+++ STORED ROWS +++
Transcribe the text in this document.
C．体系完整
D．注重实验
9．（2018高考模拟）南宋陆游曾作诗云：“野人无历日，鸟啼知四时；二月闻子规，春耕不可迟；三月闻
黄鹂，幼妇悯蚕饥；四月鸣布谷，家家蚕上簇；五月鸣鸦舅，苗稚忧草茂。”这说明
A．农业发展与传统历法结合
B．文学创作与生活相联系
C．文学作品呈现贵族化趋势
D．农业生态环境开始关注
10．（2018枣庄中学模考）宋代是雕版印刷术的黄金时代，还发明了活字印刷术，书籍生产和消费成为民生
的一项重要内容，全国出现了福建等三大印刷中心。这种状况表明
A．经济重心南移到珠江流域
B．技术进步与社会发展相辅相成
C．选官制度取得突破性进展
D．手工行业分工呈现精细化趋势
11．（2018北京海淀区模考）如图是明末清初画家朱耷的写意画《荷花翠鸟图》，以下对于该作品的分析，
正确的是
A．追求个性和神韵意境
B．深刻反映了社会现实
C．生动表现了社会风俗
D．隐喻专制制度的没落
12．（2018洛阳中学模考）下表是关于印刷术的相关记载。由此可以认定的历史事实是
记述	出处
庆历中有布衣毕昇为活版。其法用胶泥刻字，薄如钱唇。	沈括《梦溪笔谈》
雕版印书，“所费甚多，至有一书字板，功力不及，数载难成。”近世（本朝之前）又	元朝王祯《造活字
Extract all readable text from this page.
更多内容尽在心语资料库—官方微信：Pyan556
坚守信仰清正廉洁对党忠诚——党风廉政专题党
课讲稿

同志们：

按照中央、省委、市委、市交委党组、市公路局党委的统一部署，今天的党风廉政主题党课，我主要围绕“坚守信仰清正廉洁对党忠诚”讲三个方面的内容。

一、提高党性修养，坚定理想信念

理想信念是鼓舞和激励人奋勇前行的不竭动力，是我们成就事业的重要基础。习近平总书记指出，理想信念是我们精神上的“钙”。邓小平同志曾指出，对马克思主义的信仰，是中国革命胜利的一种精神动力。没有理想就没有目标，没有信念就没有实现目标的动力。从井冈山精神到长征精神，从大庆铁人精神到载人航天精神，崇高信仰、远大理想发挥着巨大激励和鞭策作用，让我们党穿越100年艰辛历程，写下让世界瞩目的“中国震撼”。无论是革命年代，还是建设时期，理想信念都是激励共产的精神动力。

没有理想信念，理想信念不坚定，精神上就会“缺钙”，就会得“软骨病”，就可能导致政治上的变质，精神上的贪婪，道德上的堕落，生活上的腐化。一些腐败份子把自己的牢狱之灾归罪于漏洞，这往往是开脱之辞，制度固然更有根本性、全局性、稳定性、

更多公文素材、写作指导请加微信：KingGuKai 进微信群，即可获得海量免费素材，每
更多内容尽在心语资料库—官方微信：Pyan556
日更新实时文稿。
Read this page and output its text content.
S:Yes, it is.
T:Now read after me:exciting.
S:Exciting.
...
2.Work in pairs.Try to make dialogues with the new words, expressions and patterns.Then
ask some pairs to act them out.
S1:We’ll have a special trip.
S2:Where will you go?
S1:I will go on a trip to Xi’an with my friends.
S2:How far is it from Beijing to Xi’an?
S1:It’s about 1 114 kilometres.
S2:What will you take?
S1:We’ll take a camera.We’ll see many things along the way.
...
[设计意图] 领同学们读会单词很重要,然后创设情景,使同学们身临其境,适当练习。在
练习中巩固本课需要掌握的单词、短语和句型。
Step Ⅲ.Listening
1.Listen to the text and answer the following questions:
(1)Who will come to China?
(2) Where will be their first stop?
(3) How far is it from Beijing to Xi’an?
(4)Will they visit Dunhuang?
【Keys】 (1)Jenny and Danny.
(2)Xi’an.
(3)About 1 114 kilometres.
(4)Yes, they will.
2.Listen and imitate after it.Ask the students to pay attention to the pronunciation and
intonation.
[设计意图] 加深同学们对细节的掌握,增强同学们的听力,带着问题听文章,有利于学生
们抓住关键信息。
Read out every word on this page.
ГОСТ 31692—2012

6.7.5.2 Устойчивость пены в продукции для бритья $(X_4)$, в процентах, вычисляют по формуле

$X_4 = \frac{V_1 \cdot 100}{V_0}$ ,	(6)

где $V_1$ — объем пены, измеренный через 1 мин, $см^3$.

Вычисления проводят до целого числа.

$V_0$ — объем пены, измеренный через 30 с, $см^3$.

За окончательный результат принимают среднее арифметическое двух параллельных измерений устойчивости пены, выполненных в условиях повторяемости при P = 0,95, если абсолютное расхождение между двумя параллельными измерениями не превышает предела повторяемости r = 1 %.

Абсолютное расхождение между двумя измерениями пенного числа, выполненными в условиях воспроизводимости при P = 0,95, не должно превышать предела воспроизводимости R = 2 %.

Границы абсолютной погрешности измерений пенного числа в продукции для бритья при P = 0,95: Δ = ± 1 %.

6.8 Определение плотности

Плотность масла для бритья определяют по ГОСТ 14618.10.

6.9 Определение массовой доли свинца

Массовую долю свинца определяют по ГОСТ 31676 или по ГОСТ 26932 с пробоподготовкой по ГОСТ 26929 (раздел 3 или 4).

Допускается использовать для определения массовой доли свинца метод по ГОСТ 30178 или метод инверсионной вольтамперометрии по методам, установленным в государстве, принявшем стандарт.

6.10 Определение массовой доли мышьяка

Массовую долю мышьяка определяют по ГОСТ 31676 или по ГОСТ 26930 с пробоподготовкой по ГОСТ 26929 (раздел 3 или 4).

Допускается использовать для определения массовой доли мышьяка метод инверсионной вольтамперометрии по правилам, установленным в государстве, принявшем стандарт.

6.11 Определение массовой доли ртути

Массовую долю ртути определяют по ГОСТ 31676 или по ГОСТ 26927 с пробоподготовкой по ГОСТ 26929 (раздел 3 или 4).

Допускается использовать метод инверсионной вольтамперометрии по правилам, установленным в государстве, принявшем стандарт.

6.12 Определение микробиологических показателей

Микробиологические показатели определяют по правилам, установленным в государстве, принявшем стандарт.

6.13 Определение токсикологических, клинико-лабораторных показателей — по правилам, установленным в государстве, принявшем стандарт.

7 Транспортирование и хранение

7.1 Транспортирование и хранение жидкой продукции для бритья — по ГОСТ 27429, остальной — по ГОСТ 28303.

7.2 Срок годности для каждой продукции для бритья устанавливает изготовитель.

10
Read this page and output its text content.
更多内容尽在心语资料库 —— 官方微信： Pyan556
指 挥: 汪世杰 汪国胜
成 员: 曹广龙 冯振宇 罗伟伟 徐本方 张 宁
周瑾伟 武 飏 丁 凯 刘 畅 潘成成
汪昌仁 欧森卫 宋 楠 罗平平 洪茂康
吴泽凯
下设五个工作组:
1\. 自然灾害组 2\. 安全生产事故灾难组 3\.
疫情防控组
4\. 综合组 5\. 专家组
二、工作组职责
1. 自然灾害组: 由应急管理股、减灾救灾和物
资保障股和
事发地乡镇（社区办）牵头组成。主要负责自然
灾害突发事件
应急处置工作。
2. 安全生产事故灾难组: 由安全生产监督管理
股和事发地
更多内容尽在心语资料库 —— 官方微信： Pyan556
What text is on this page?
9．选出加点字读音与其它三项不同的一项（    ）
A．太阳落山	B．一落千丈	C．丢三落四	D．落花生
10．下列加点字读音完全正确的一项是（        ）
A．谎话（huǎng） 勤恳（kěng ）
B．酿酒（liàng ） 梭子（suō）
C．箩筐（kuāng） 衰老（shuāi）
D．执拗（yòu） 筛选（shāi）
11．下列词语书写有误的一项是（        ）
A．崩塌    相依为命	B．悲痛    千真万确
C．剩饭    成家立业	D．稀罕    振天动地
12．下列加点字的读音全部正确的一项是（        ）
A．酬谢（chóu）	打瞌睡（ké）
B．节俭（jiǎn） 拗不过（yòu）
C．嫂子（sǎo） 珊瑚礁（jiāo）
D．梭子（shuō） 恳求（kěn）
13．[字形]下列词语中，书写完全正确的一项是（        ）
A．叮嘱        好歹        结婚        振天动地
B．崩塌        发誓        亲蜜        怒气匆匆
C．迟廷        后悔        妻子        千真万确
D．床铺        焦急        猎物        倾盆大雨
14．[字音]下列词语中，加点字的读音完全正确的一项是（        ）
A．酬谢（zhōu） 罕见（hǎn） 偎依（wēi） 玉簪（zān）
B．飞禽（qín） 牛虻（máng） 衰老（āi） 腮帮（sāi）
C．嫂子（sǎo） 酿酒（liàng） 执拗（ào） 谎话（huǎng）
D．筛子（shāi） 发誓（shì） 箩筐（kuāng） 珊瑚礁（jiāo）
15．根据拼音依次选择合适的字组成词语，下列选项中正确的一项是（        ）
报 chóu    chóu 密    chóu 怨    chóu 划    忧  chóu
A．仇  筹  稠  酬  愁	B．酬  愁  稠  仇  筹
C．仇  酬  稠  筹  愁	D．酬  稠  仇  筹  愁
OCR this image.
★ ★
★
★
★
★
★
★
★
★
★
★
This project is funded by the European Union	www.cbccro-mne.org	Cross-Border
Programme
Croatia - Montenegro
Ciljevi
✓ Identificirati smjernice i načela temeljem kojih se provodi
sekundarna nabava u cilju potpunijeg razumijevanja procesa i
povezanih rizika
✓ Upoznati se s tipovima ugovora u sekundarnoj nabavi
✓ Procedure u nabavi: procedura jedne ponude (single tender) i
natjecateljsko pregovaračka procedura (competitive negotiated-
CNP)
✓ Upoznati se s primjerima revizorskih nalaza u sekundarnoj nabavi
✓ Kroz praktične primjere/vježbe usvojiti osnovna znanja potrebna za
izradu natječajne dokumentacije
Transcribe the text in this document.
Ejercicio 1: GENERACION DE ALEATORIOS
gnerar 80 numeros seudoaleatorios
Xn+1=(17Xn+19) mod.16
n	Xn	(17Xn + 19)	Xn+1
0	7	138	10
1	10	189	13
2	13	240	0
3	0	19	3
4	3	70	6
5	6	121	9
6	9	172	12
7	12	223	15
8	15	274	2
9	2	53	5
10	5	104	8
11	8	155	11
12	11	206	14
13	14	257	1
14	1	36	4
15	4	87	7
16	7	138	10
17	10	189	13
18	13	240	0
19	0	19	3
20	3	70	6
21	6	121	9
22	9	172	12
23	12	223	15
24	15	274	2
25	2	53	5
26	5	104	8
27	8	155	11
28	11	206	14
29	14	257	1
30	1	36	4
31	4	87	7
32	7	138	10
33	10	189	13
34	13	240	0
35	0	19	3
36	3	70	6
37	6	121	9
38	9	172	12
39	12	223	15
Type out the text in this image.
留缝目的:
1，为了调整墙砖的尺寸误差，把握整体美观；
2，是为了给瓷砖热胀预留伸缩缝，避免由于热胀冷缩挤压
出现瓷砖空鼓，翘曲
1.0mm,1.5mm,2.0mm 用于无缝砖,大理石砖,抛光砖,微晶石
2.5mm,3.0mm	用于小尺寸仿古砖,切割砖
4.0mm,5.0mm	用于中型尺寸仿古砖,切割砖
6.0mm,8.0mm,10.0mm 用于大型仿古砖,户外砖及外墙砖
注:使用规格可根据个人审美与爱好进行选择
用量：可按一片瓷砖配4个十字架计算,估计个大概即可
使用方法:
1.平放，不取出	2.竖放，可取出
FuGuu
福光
+++
Set down nothing but the lines from the one with "Type out the text in this image." through the end of the records, keeping each line exactly as written and including both ends.

Type out the text in this image.
留缝目的:
1，为了调整墙砖的尺寸误差，把握整体美观；
2，是为了给瓷砖热胀预留伸缩缝，避免由于热胀冷缩挤压
出现瓷砖空鼓，翘曲
1.0mm,1.5mm,2.0mm 用于无缝砖,大理石砖,抛光砖,微晶石
2.5mm,3.0mm	用于小尺寸仿古砖,切割砖
4.0mm,5.0mm	用于中型尺寸仿古砖,切割砖
6.0mm,8.0mm,10.0mm 用于大型仿古砖,户外砖及外墙砖
注:使用规格可根据个人审美与爱好进行选择
用量：可按一片瓷砖配4个十字架计算,估计个大概即可
使用方法:
1.平放，不取出	2.竖放，可取出
FuGuu
福光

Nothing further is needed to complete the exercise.